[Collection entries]
begin

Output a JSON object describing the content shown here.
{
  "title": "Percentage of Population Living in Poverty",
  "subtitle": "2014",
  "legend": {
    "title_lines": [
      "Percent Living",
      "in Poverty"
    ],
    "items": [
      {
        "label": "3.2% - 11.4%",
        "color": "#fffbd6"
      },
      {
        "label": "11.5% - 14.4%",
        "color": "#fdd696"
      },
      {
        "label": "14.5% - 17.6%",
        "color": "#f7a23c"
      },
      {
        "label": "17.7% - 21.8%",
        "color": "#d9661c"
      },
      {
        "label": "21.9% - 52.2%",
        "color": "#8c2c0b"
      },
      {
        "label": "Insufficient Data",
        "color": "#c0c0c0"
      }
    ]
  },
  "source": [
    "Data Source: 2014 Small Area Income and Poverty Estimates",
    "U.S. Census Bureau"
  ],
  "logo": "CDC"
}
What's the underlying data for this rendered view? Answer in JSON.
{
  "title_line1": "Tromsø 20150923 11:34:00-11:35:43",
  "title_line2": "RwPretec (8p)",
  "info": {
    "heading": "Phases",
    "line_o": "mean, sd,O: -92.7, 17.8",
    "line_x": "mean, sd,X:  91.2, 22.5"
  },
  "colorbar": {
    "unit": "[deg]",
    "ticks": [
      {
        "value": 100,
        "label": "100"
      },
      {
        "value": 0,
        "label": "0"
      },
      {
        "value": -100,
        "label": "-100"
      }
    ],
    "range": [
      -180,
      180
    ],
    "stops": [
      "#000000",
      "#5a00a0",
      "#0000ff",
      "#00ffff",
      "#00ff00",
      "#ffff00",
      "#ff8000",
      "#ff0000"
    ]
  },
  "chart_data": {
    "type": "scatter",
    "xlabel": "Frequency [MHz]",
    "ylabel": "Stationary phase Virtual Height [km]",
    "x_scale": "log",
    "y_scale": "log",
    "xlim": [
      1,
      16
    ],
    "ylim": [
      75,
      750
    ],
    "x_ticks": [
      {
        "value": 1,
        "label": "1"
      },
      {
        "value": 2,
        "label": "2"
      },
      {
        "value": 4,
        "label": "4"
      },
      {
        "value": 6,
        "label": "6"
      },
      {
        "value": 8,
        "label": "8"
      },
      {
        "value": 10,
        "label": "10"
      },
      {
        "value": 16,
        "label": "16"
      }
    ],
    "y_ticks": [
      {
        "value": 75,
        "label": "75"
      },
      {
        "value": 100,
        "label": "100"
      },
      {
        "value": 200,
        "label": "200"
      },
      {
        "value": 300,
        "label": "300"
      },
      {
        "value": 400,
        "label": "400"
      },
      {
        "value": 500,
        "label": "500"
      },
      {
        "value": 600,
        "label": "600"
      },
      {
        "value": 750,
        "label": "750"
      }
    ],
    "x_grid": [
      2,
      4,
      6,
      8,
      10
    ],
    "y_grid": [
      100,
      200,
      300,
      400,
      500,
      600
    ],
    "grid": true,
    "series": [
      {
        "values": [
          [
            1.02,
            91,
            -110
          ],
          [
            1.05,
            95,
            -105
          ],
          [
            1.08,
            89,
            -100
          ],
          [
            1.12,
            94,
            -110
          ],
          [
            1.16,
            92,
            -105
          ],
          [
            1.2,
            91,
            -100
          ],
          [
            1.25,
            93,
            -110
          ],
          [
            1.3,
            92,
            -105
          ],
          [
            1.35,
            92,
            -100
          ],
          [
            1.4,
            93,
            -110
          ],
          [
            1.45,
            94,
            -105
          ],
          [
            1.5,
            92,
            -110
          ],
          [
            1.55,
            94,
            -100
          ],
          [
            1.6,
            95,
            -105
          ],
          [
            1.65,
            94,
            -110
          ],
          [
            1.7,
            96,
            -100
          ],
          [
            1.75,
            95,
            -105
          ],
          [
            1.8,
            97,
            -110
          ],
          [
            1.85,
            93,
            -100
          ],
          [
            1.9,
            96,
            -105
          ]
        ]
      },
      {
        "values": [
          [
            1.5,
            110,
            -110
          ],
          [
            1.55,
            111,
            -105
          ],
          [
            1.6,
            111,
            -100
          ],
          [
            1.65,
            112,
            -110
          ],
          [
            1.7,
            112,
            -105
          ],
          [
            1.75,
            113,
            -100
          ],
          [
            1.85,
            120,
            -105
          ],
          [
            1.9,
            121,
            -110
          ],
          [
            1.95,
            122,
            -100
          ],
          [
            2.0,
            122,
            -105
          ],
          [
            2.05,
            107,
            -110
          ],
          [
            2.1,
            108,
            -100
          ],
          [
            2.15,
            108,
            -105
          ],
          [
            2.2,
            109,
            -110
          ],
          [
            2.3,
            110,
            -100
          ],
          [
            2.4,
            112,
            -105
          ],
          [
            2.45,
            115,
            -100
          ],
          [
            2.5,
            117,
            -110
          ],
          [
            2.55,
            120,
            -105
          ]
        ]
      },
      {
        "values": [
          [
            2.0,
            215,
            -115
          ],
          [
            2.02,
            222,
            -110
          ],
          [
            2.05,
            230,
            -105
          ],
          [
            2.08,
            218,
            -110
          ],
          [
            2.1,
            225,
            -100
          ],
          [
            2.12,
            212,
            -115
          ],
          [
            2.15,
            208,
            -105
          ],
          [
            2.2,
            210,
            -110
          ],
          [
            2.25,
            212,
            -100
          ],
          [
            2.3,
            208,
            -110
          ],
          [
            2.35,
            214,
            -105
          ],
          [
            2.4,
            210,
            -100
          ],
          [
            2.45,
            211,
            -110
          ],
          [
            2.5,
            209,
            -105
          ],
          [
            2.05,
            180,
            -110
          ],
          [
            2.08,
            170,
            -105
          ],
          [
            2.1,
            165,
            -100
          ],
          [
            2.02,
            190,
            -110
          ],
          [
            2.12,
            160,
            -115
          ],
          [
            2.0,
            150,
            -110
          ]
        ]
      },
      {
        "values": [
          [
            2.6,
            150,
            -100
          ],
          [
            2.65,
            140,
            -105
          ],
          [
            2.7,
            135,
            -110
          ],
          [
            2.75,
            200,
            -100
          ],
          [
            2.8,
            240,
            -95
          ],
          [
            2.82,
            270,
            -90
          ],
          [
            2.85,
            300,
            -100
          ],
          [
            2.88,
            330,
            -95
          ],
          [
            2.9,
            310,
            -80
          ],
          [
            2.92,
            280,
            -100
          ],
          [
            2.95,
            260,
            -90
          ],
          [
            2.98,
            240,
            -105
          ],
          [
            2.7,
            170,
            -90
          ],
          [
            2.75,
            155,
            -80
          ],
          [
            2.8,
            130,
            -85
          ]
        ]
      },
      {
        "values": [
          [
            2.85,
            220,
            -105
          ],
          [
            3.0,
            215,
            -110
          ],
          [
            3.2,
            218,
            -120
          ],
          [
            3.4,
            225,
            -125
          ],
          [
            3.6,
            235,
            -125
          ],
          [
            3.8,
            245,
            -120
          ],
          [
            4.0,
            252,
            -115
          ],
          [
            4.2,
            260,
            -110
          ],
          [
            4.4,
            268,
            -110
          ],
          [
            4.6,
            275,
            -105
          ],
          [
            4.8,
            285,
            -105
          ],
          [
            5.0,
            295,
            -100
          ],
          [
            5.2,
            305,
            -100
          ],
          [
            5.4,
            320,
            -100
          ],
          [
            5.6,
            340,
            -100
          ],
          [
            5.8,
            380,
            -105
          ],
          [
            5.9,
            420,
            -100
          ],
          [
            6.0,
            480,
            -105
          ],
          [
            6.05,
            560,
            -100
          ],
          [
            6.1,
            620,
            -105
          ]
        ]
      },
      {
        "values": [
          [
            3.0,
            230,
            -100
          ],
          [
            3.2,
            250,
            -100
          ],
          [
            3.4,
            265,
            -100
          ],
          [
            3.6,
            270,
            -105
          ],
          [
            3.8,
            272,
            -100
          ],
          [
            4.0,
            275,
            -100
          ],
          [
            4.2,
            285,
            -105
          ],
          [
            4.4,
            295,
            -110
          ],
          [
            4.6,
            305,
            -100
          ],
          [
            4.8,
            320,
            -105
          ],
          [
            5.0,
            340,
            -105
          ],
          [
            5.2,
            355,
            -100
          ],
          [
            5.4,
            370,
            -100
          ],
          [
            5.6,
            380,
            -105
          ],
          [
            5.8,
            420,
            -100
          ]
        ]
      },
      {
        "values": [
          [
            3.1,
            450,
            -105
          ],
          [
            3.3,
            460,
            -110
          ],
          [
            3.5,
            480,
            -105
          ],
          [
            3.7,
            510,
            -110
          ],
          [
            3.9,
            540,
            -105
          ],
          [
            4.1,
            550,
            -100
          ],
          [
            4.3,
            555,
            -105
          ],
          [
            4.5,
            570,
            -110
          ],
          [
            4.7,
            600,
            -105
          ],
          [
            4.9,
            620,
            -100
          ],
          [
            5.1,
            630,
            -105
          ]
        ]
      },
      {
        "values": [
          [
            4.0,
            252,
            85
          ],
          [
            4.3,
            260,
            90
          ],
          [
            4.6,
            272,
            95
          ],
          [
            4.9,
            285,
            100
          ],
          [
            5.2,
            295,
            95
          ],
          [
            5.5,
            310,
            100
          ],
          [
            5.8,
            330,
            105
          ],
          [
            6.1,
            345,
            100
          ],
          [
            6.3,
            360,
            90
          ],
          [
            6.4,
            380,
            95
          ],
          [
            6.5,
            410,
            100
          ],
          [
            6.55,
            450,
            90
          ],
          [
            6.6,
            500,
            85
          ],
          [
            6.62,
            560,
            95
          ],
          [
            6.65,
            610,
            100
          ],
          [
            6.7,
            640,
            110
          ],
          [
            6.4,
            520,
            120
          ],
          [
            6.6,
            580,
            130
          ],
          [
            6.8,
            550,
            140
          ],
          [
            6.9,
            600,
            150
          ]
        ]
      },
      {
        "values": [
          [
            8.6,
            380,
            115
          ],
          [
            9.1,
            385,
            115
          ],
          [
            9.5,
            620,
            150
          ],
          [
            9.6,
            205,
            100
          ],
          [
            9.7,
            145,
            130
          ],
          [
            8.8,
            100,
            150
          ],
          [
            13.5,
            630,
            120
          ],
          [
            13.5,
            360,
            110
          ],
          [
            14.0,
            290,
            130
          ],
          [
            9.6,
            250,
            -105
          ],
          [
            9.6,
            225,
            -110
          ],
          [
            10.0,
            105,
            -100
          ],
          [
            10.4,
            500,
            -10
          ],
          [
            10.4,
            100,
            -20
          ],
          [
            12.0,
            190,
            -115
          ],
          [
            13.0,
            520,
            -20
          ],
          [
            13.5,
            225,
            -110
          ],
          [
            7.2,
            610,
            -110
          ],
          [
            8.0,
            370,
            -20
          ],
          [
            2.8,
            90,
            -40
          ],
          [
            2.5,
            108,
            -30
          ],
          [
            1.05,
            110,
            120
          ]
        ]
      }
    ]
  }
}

end

Identify lines with the string "Living". Copy each one.

  "title": "Percentage of Population Living in Poverty",
      "Percent Living",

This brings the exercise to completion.